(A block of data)
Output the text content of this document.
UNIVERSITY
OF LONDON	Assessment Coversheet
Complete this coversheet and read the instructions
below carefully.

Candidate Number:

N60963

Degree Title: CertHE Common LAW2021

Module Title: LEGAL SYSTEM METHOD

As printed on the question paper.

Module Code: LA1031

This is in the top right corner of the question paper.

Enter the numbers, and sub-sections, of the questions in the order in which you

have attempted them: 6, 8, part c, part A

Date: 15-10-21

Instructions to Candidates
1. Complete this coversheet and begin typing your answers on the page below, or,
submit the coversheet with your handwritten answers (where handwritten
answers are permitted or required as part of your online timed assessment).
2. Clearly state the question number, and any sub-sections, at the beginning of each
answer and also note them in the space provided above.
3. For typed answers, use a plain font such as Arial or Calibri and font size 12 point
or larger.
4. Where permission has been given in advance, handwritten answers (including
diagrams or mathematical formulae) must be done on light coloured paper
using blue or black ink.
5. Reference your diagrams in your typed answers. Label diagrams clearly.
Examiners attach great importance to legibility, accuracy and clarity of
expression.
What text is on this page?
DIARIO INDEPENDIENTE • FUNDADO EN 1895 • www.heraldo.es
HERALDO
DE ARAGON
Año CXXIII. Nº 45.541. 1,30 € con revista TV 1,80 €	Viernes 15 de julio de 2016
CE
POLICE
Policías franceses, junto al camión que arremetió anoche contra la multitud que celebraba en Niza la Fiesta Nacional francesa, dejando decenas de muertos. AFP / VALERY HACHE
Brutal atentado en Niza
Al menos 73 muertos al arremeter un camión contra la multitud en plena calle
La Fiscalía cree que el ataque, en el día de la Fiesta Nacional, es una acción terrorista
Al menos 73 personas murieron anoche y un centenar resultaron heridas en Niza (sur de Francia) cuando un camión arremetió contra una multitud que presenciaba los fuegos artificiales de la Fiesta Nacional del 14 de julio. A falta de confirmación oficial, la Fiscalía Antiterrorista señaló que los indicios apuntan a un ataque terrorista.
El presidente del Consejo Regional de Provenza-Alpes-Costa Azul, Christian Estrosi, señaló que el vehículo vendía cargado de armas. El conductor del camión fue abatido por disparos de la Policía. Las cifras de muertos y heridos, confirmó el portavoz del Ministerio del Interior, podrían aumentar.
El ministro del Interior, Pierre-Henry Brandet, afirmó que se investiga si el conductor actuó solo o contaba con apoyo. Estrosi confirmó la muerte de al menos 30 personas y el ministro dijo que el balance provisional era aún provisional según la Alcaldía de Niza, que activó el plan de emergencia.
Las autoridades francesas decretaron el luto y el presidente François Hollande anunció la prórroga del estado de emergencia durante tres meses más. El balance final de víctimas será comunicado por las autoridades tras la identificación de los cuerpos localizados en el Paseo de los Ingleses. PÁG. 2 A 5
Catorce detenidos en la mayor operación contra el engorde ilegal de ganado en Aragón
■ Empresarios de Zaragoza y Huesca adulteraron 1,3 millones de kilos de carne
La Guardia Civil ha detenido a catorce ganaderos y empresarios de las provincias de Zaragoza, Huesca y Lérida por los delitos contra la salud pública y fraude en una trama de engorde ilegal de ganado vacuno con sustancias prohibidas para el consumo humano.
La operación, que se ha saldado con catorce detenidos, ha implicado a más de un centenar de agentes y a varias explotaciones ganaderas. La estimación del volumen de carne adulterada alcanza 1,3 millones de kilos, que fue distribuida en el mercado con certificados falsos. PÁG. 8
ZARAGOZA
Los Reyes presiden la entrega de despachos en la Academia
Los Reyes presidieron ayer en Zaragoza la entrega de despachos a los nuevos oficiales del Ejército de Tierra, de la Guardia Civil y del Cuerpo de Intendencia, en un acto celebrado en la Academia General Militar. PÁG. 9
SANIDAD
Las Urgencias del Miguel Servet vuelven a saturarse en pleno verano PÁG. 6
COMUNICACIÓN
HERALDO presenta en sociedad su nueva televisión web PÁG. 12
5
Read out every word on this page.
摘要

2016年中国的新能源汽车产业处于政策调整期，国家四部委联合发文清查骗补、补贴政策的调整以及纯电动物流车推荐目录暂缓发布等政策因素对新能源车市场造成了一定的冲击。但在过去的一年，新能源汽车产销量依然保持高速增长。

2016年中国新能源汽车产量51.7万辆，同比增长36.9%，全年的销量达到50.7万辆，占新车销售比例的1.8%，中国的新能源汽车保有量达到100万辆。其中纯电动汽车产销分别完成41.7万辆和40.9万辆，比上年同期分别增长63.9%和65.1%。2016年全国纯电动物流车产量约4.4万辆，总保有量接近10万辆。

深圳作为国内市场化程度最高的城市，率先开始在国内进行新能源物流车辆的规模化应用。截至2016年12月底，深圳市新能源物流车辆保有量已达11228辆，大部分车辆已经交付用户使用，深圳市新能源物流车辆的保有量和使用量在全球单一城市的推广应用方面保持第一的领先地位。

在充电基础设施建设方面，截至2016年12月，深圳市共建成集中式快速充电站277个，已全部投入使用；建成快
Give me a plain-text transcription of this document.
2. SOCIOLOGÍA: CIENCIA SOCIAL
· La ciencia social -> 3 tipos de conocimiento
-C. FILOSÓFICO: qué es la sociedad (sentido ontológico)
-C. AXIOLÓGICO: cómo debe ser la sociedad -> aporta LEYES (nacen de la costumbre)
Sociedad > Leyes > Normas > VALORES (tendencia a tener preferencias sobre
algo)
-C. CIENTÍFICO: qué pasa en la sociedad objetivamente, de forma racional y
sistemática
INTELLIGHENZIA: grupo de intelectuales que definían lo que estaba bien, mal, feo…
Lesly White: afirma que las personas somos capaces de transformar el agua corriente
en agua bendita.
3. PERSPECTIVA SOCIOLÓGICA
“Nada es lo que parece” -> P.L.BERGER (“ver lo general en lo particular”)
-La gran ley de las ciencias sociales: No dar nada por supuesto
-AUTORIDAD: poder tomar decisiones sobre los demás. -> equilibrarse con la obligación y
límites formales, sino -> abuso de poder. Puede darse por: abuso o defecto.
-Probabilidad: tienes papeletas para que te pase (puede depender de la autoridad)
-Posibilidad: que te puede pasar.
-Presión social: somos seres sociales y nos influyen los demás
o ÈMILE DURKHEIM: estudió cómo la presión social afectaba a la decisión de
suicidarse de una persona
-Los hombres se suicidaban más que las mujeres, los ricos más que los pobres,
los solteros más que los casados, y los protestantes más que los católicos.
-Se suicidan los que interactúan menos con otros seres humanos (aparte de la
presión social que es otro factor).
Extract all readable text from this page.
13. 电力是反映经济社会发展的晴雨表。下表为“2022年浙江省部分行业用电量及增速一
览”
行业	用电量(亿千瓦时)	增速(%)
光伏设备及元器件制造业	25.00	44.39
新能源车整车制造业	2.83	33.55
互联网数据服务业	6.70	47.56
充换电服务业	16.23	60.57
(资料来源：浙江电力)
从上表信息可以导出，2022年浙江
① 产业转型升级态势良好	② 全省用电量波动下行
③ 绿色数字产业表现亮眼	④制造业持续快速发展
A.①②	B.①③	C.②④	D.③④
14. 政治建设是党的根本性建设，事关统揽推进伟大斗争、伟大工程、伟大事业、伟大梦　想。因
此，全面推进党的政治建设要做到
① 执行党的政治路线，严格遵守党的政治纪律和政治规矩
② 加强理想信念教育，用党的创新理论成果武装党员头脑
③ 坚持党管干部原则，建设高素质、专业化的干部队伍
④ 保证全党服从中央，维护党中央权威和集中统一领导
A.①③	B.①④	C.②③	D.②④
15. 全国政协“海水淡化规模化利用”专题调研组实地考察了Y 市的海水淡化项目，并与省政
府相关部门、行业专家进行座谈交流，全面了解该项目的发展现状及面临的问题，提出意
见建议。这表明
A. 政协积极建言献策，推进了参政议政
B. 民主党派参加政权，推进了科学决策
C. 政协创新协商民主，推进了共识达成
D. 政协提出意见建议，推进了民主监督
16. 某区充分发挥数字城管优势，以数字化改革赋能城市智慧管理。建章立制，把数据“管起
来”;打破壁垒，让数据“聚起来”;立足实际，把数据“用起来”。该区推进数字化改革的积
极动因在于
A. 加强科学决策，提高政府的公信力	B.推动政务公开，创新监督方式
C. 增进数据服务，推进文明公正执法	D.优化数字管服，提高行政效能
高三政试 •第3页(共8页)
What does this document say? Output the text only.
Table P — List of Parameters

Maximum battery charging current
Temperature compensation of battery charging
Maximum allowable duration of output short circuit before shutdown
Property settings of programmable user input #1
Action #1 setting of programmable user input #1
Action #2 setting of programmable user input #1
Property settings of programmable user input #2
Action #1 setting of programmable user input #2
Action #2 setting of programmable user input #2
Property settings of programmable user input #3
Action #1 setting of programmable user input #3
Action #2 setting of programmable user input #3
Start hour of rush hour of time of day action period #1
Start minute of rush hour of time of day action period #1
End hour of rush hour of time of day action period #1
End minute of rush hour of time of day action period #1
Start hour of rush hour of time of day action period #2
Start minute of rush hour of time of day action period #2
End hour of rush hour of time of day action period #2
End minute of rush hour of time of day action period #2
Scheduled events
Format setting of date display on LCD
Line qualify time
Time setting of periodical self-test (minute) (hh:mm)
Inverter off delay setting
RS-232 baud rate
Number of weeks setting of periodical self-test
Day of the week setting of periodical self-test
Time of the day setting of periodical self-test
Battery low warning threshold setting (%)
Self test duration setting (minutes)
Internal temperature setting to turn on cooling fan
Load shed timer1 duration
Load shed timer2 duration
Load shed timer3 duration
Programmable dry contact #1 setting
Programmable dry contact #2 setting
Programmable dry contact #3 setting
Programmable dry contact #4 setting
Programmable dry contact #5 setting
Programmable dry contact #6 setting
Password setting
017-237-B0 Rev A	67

## TASK OBJECTIVE
Select all lines in the listing above where the word "Title" appears, and show them.

## WRITTEN SOLUTION
Degree Title: CertHE Common LAW2021
Module Title: LEGAL SYSTEM METHOD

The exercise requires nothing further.